Write the material out again exactly as it stands.

(Figure record extracts)
[BEGIN]

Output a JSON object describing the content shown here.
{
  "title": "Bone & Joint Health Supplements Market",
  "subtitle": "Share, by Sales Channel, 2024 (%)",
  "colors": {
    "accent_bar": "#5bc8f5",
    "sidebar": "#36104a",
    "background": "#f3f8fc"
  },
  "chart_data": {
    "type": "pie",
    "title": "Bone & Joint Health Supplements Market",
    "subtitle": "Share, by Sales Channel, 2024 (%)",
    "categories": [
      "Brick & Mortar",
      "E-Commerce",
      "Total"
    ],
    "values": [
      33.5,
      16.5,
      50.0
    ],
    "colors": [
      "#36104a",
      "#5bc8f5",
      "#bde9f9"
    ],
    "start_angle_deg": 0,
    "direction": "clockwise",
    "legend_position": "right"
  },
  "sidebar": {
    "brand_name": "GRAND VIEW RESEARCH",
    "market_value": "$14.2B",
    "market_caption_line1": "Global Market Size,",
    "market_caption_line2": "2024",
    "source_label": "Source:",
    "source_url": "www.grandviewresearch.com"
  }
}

[END]

Written answer
Output a JSON object describing the content shown here.
{
  "title": "Bone & Joint Health Supplements Market",
  "subtitle": "Share, by Sales Channel, 2024 (%)",
  "colors": {
    "accent_bar": "#5bc8f5",
    "sidebar": "#36104a",
    "background": "#f3f8fc"
  },
  "chart_data": {
    "type": "pie",
    "title": "Bone & Joint Health Supplements Market",
    "subtitle": "Share, by Sales Channel, 2024 (%)",
    "categories": [
      "Brick & Mortar",
      "E-Commerce",
      "Total"
    ],
    "values": [
      33.5,
      16.5,
      50.0
    ],
    "colors": [
      "#36104a",
      "#5bc8f5",
      "#bde9f9"
    ],
    "start_angle_deg": 0,
    "direction": "clockwise",
    "legend_position": "right"
  },
  "sidebar": {
    "brand_name": "GRAND VIEW RESEARCH",
    "market_value": "$14.2B",
    "market_caption_line1": "Global Market Size,",
    "market_caption_line2": "2024",
    "source_label": "Source:",
    "source_url": "www.grandviewresearch.com"
  }
}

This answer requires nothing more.